Task data:

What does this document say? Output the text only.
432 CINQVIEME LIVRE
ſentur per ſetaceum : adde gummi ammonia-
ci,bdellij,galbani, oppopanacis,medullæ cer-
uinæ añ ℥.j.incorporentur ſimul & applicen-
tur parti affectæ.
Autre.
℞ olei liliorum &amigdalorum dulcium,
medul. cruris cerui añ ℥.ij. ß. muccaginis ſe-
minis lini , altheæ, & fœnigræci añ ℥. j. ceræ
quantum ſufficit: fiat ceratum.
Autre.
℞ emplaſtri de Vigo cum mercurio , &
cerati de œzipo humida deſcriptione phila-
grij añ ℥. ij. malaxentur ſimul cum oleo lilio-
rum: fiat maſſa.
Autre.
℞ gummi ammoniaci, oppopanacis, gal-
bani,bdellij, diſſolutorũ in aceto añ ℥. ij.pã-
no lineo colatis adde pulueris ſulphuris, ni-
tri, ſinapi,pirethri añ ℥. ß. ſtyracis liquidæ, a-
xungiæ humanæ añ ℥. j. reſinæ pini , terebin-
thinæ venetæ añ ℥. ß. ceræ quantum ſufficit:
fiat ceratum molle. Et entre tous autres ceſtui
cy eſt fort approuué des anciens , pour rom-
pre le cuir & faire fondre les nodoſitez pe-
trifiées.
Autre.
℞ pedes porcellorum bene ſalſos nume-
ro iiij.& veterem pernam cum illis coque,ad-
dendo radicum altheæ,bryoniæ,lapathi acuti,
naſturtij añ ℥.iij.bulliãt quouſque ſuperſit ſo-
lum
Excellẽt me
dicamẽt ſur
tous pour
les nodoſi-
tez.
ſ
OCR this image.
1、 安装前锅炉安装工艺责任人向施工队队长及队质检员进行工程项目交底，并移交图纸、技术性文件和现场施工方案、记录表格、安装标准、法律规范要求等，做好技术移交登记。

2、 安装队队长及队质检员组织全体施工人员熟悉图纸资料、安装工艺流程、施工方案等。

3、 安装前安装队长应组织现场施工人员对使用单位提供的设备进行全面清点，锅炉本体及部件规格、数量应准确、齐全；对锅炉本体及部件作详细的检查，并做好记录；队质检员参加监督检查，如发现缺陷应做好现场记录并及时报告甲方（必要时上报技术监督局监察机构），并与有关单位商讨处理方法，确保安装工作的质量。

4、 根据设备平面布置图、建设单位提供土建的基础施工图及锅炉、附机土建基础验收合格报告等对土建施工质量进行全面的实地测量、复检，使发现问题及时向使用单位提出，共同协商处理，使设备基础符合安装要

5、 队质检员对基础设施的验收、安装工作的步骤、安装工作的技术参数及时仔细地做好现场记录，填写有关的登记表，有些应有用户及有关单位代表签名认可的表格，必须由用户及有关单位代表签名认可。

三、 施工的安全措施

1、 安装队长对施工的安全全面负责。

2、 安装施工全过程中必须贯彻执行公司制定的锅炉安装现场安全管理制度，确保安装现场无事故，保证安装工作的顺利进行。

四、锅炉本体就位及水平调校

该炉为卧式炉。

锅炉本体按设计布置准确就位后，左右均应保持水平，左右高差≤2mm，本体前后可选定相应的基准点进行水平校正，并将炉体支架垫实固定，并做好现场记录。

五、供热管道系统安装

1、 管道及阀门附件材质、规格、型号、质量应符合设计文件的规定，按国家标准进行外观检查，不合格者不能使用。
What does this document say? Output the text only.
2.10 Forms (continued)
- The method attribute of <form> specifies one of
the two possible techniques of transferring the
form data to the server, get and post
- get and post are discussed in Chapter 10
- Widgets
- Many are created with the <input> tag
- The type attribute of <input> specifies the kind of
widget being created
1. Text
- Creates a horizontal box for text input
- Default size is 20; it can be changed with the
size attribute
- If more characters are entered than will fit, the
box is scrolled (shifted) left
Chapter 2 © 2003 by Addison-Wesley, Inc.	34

Your instructions: Return every line holding the word "oppopanacis" from the records.

Solution to the problem:
ci,bdellij,galbani, oppopanacis,medullæ cer-
℞ gummi ammoniaci, oppopanacis, gal-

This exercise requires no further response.